══ Material provided

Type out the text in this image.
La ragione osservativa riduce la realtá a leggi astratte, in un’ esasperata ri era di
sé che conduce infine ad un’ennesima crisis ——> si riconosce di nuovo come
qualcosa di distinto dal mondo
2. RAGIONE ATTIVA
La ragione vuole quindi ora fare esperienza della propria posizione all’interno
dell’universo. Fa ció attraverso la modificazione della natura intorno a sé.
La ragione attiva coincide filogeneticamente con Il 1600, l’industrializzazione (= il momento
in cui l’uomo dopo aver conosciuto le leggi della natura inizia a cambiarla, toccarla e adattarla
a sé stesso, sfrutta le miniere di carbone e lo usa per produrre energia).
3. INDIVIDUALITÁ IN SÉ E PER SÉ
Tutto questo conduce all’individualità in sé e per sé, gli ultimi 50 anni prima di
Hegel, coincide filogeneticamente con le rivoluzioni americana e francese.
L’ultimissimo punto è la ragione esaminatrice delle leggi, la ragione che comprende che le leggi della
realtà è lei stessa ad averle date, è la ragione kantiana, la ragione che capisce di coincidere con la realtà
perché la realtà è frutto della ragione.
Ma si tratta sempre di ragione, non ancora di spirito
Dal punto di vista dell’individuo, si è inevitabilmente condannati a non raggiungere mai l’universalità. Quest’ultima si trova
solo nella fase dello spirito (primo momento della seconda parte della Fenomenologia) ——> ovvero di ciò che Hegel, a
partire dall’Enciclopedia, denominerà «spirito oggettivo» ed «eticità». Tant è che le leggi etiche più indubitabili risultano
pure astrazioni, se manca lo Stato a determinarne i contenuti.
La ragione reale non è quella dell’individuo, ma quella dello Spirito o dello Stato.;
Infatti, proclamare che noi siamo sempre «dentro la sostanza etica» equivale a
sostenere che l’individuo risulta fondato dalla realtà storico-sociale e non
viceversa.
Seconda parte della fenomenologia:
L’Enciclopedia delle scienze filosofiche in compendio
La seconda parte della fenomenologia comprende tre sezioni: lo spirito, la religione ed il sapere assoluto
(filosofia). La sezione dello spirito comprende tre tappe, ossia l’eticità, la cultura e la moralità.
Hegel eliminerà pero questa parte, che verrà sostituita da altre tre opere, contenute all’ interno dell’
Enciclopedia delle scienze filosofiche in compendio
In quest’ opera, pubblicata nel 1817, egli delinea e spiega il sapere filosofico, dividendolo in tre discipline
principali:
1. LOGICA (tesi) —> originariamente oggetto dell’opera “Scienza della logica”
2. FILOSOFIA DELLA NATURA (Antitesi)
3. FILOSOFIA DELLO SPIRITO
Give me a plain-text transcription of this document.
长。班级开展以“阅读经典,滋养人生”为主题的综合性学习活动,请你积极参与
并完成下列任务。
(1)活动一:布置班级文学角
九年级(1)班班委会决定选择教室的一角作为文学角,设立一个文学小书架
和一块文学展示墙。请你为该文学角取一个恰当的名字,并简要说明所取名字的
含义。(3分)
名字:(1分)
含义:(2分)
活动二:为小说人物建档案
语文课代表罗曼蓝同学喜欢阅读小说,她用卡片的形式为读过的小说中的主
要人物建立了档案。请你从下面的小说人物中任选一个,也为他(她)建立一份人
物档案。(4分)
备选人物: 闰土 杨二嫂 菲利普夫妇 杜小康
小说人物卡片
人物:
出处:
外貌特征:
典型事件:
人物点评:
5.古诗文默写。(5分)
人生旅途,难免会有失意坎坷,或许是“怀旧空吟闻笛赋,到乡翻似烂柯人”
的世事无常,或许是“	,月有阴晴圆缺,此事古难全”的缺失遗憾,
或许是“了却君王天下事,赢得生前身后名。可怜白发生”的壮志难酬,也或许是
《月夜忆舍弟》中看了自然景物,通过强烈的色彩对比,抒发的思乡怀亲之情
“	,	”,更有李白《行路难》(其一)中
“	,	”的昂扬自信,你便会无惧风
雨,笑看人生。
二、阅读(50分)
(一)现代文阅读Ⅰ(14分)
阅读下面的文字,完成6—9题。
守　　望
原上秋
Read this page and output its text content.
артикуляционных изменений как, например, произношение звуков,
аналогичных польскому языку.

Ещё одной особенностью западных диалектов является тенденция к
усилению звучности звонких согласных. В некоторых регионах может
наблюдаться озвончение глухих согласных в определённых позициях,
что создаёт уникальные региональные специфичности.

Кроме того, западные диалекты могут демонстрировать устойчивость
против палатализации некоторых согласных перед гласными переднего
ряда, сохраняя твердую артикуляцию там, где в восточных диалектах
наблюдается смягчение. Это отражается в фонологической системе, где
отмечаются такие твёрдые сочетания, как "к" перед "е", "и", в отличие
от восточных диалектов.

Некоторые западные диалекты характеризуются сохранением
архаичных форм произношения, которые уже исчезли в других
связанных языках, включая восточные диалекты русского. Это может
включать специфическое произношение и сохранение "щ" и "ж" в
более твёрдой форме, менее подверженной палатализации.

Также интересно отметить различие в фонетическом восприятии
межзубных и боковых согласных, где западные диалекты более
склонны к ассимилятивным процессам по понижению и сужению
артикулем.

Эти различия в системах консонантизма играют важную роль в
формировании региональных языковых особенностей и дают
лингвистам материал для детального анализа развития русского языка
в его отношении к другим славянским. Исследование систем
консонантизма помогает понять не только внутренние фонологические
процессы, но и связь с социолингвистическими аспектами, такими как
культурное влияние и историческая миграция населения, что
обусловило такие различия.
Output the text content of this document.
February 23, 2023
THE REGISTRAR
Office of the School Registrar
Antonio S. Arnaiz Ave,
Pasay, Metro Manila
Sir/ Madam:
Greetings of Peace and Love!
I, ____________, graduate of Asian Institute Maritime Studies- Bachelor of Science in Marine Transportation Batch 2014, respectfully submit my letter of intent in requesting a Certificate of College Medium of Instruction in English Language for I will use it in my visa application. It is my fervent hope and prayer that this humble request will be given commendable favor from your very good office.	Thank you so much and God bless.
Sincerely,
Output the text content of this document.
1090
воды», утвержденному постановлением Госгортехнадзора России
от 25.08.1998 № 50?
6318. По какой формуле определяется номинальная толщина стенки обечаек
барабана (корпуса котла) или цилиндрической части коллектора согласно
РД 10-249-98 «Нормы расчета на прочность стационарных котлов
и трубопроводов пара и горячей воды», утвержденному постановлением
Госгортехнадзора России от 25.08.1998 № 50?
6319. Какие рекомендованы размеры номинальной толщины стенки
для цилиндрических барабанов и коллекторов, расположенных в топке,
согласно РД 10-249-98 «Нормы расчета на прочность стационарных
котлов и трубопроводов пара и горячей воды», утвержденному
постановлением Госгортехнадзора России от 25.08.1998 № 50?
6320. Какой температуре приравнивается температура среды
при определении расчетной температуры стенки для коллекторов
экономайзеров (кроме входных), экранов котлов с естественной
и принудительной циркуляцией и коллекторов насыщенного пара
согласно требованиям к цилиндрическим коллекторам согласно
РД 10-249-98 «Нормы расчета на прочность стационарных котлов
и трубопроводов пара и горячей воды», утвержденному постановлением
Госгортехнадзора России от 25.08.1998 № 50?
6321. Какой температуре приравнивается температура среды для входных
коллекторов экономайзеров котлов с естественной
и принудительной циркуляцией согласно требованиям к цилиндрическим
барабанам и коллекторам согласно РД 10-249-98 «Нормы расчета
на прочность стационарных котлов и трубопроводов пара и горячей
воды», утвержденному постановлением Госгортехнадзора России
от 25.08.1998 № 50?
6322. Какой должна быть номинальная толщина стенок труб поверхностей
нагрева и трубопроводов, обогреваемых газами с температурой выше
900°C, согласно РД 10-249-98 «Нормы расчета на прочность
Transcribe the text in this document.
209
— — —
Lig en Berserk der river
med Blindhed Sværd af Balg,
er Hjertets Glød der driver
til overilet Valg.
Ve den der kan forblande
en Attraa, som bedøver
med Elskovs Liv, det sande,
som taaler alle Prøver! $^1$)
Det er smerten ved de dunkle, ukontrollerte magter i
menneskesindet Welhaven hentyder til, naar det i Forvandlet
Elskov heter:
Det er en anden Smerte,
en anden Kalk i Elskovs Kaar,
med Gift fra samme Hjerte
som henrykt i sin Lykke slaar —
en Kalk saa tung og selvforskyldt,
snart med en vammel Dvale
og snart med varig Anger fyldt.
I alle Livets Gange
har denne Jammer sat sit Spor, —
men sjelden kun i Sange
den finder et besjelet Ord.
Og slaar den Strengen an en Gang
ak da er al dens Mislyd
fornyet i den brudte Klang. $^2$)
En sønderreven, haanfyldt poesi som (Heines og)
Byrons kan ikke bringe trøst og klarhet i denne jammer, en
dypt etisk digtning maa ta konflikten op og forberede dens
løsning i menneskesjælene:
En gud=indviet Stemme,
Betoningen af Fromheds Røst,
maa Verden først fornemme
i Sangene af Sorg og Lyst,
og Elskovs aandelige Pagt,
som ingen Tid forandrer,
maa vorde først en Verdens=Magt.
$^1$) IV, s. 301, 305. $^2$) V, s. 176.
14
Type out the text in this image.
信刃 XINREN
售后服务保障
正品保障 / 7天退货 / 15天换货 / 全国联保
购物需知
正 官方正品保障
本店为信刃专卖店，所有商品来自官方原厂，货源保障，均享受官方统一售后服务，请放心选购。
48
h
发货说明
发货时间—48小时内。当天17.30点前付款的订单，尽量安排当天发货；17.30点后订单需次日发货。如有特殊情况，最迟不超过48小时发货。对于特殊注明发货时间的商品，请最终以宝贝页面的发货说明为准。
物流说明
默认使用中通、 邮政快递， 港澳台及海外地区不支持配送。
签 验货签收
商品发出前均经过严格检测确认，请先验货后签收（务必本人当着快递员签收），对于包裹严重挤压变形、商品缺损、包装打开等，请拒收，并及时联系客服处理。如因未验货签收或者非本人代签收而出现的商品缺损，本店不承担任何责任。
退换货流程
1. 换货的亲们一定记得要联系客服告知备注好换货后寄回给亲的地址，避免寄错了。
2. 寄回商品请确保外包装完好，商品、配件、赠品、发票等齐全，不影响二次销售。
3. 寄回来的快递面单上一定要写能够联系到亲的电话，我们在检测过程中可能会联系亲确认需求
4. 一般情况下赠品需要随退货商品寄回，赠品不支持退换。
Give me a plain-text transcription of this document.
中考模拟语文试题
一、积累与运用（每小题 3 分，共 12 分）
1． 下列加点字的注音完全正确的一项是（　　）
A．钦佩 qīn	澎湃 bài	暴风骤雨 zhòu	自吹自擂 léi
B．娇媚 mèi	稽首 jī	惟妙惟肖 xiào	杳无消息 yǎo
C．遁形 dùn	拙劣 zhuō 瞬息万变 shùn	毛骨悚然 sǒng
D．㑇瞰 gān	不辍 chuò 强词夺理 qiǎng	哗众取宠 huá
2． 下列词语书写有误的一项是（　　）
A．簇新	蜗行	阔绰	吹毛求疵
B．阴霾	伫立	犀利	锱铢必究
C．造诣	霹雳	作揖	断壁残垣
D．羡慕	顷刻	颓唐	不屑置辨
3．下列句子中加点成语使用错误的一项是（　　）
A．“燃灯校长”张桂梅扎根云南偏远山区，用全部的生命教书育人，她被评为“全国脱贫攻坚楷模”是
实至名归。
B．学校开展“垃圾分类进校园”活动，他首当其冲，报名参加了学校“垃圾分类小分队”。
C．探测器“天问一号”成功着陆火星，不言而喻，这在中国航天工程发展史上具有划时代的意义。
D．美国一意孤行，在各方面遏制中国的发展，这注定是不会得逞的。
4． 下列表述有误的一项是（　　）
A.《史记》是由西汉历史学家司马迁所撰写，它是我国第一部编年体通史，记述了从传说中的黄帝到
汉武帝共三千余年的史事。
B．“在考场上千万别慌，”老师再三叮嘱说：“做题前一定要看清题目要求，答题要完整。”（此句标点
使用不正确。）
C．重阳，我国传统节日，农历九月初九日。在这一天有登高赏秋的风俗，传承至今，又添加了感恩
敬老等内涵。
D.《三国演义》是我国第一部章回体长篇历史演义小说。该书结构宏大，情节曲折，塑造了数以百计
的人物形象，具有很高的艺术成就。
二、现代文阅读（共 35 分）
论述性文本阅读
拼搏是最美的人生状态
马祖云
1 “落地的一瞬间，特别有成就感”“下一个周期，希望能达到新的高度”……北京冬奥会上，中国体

════

### Request
What is the number of lines in the data that hold the string "расчета"? Answer with the number only.

### Output of the exercise
5